• **Figure record extracts**:
** START **

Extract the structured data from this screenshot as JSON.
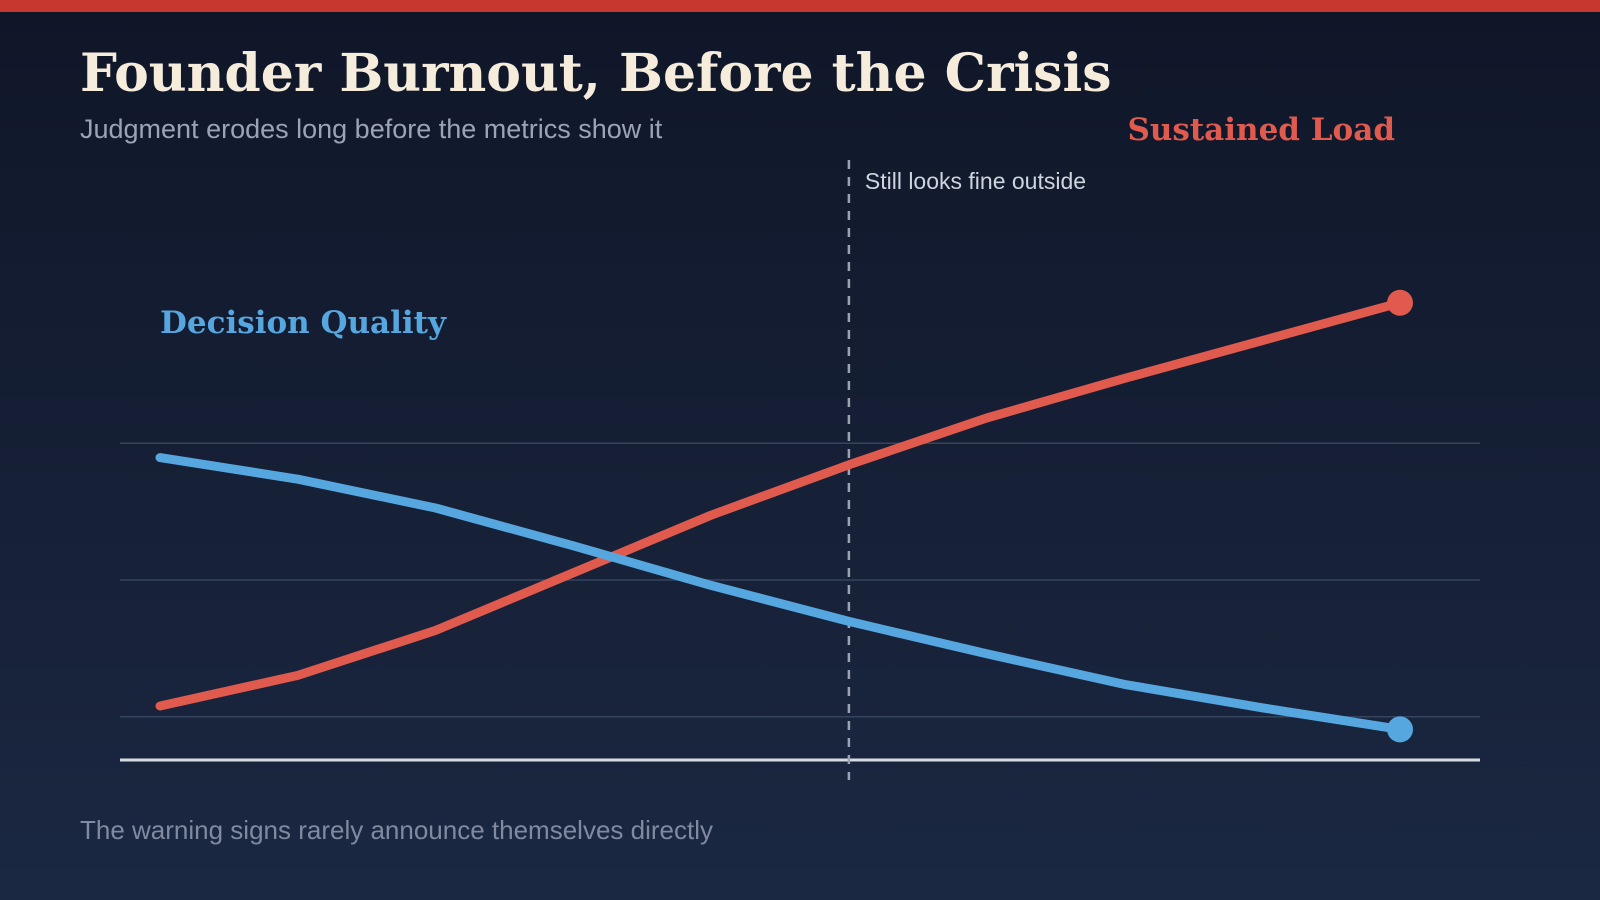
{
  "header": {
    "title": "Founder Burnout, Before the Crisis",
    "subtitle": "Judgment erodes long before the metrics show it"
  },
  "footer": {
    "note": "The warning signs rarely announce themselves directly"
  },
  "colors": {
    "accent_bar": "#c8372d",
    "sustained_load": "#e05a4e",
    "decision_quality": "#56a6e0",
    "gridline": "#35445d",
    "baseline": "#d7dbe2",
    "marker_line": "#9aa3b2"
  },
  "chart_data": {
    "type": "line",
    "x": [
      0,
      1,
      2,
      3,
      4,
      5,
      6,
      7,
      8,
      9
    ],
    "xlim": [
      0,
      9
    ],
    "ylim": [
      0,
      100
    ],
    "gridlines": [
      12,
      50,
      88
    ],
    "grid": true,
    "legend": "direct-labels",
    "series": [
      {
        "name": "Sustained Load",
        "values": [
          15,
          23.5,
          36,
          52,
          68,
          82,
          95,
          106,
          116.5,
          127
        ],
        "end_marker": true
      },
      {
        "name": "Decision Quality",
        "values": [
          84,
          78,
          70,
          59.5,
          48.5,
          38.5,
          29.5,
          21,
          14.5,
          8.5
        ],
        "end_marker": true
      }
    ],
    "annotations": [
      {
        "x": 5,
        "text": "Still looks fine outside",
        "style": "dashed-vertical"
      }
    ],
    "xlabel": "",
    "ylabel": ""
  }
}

** END **

Keep the pictures out of the copy and return the rest of the data above exactly.

Extract the structured data from this screenshot as JSON.
{
  "header": {
    "title": "Founder Burnout, Before the Crisis",
    "subtitle": "Judgment erodes long before the metrics show it"
  },
  "footer": {
    "note": "The warning signs rarely announce themselves directly"
  },
  "colors": {
    "accent_bar": "#c8372d",
    "sustained_load": "#e05a4e",
    "decision_quality": "#56a6e0",
    "gridline": "#35445d",
    "baseline": "#d7dbe2",
    "marker_line": "#9aa3b2"
  },
  "chart_data": {
    "type": "line",
    "x": [
      0,
      1,
      2,
      3,
      4,
      5,
      6,
      7,
      8,
      9
    ],
    "xlim": [
      0,
      9
    ],
    "ylim": [
      0,
      100
    ],
    "gridlines": [
      12,
      50,
      88
    ],
    "grid": true,
    "legend": "direct-labels",
    "series": [
      {
        "name": "Sustained Load",
        "values": [
          15,
          23.5,
          36,
          52,
          68,
          82,
          95,
          106,
          116.5,
          127
        ],
        "end_marker": true
      },
      {
        "name": "Decision Quality",
        "values": [
          84,
          78,
          70,
          59.5,
          48.5,
          38.5,
          29.5,
          21,
          14.5,
          8.5
        ],
        "end_marker": true
      }
    ],
    "annotations": [
      {
        "x": 5,
        "text": "Still looks fine outside",
        "style": "dashed-vertical"
      }
    ],
    "xlabel": "",
    "ylabel": ""
  }
}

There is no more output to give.